#### What you are asked to do
Copy these records line for line without changing anything, and leave the pictures out.

Item position entries
--
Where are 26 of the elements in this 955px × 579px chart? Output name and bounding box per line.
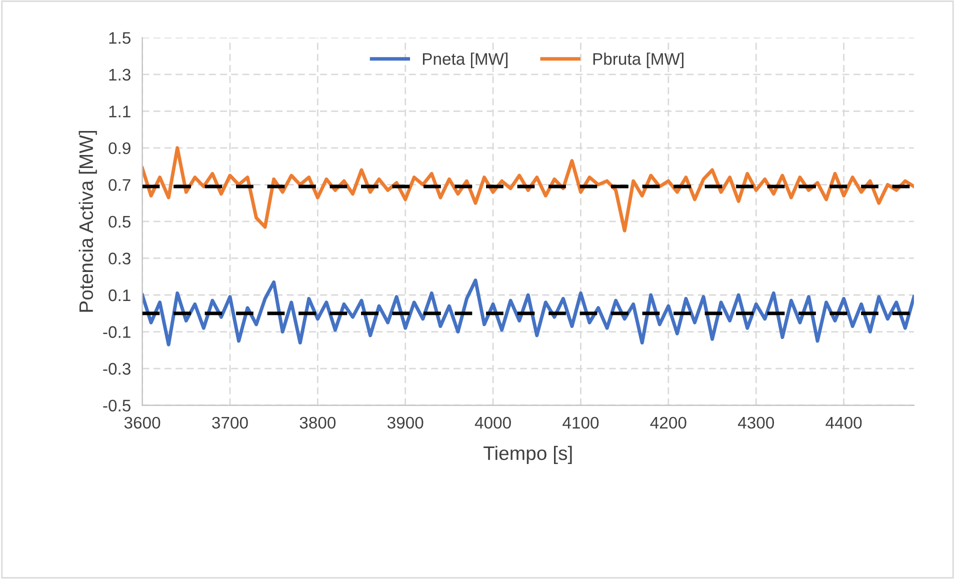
y-tick-label: 0.3 [108, 252, 130, 264]
x-tick-label: 3800 [300, 416, 336, 429]
y-tick-label: -0.5 [103, 400, 130, 412]
legend-label: Pneta [MW] [422, 52, 508, 68]
y-tick-label: -0.3 [103, 362, 130, 375]
y-tick-label: 0.5 [108, 216, 130, 228]
y-tick-label: 0.9 [108, 142, 130, 154]
y-tick-label: 1.5 [109, 32, 130, 44]
y-tick-label: -0.1 [103, 326, 130, 338]
x-tick-label: 4200 [650, 416, 686, 429]
y-tick-label: 0.7 [108, 179, 130, 191]
line-series [142, 146, 914, 232]
x-tick-label: 4100 [562, 416, 599, 429]
x-tick-label: 4400 [826, 416, 862, 429]
y-tick-label: 1.1 [109, 106, 130, 118]
x-tick-label: 4300 [738, 416, 774, 429]
legend-label: Pbruta [MW] [593, 52, 684, 68]
y-tick-label: 1.3 [109, 68, 130, 81]
x-axis-title: Tiempo [s] [484, 446, 572, 464]
line-series [142, 278, 914, 346]
y-axis-title: Potencia Activa [MW] [78, 130, 97, 312]
x-tick-label: 3900 [387, 416, 424, 429]
x-tick-label: 3600 [124, 416, 160, 429]
x-tick-label: 3700 [212, 416, 248, 429]
x-tick-label: 4000 [474, 416, 511, 429]
y-tick-label: 0.1 [108, 289, 130, 302]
--
#### The response
Where are 26 of the elements in this 955px × 579px chart? Output name and bounding box per line.
y-tick-label: 0.3 [108, 252, 130, 264]
x-tick-label: 3800 [300, 416, 336, 429]
y-tick-label: -0.5 [103, 400, 130, 412]
legend-label: Pneta [MW] [422, 52, 508, 68]
y-tick-label: -0.3 [103, 362, 130, 375]
y-tick-label: 0.5 [108, 216, 130, 228]
y-tick-label: 0.9 [108, 142, 130, 154]
y-tick-label: 1.5 [109, 32, 130, 44]
y-tick-label: -0.1 [103, 326, 130, 338]
x-tick-label: 4200 [650, 416, 686, 429]
y-tick-label: 0.7 [108, 179, 130, 191]
line-series [142, 146, 914, 232]
x-tick-label: 4100 [562, 416, 599, 429]
x-tick-label: 4400 [826, 416, 862, 429]
y-tick-label: 1.1 [109, 106, 130, 118]
x-tick-label: 4300 [738, 416, 774, 429]
legend-label: Pbruta [MW] [593, 52, 684, 68]
y-tick-label: 1.3 [109, 68, 130, 81]
x-axis-title: Tiempo [s] [484, 446, 572, 464]
line-series [142, 278, 914, 346]
y-axis-title: Potencia Activa [MW] [78, 130, 97, 312]
x-tick-label: 3900 [387, 416, 424, 429]
x-tick-label: 3600 [124, 416, 160, 429]
x-tick-label: 3700 [212, 416, 248, 429]
x-tick-label: 4000 [474, 416, 511, 429]
y-tick-label: 0.1 [108, 289, 130, 302]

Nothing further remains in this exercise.